Repeat each entry word for word. Leave any images out of the copy.

*Exercise materials*:
※

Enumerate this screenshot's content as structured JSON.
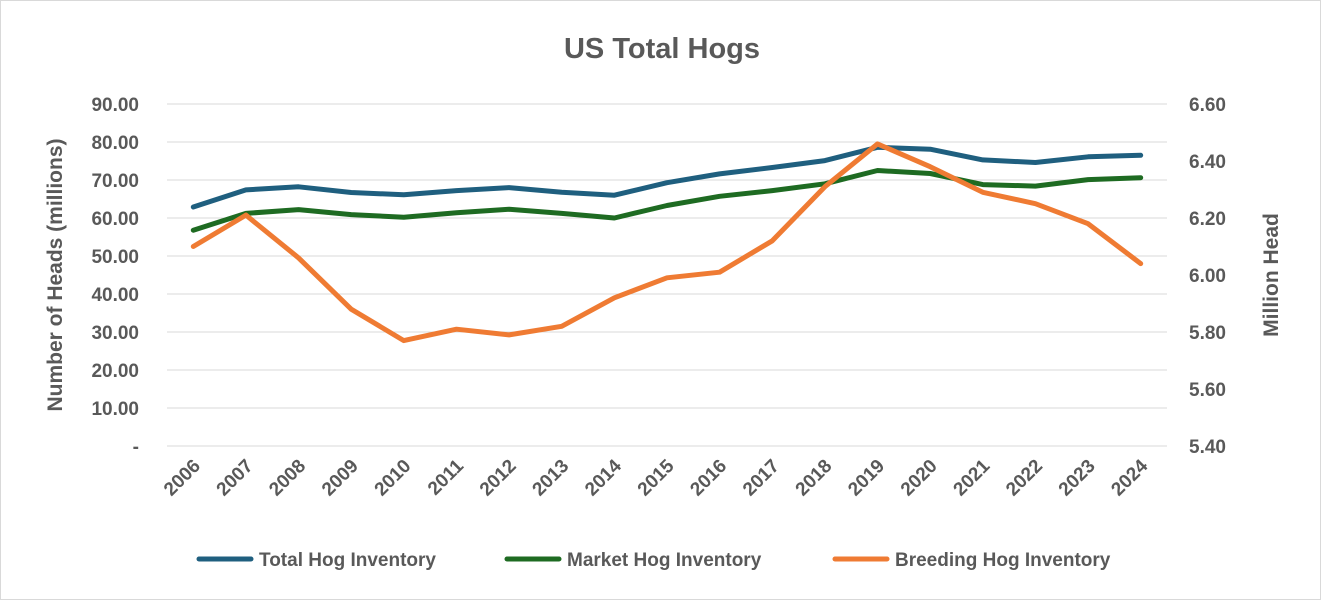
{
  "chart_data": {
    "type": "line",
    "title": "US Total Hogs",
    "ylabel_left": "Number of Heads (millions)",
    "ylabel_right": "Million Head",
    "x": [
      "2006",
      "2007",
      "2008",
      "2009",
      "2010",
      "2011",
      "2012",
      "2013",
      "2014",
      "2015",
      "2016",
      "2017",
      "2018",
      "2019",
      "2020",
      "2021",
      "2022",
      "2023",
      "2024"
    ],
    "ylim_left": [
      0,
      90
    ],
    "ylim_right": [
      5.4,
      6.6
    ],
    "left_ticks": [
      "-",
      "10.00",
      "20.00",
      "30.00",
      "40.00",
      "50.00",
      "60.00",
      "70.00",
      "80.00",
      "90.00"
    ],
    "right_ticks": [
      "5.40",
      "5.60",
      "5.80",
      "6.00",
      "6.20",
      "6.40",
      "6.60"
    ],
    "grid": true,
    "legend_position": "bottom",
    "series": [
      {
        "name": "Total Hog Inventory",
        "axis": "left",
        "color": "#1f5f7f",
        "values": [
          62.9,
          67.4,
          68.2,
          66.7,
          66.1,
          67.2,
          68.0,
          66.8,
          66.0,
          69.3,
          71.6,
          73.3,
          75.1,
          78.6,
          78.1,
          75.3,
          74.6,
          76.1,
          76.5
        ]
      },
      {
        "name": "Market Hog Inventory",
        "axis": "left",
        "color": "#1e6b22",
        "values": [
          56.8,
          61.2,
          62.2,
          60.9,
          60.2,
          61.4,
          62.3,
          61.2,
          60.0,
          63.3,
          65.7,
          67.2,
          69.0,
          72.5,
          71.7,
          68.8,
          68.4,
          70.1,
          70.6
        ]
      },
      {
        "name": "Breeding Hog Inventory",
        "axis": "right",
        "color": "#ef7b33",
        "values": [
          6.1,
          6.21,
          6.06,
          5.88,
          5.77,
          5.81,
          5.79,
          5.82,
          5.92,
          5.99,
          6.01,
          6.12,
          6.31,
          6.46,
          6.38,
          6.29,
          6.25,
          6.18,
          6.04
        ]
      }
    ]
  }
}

※

*Task output*:
Enumerate this screenshot's content as structured JSON.
{
  "chart_data": {
    "type": "line",
    "title": "US Total Hogs",
    "ylabel_left": "Number of Heads (millions)",
    "ylabel_right": "Million Head",
    "x": [
      "2006",
      "2007",
      "2008",
      "2009",
      "2010",
      "2011",
      "2012",
      "2013",
      "2014",
      "2015",
      "2016",
      "2017",
      "2018",
      "2019",
      "2020",
      "2021",
      "2022",
      "2023",
      "2024"
    ],
    "ylim_left": [
      0,
      90
    ],
    "ylim_right": [
      5.4,
      6.6
    ],
    "left_ticks": [
      "-",
      "10.00",
      "20.00",
      "30.00",
      "40.00",
      "50.00",
      "60.00",
      "70.00",
      "80.00",
      "90.00"
    ],
    "right_ticks": [
      "5.40",
      "5.60",
      "5.80",
      "6.00",
      "6.20",
      "6.40",
      "6.60"
    ],
    "grid": true,
    "legend_position": "bottom",
    "series": [
      {
        "name": "Total Hog Inventory",
        "axis": "left",
        "color": "#1f5f7f",
        "values": [
          62.9,
          67.4,
          68.2,
          66.7,
          66.1,
          67.2,
          68.0,
          66.8,
          66.0,
          69.3,
          71.6,
          73.3,
          75.1,
          78.6,
          78.1,
          75.3,
          74.6,
          76.1,
          76.5
        ]
      },
      {
        "name": "Market Hog Inventory",
        "axis": "left",
        "color": "#1e6b22",
        "values": [
          56.8,
          61.2,
          62.2,
          60.9,
          60.2,
          61.4,
          62.3,
          61.2,
          60.0,
          63.3,
          65.7,
          67.2,
          69.0,
          72.5,
          71.7,
          68.8,
          68.4,
          70.1,
          70.6
        ]
      },
      {
        "name": "Breeding Hog Inventory",
        "axis": "right",
        "color": "#ef7b33",
        "values": [
          6.1,
          6.21,
          6.06,
          5.88,
          5.77,
          5.81,
          5.79,
          5.82,
          5.92,
          5.99,
          6.01,
          6.12,
          6.31,
          6.46,
          6.38,
          6.29,
          6.25,
          6.18,
          6.04
        ]
      }
    ]
  }
}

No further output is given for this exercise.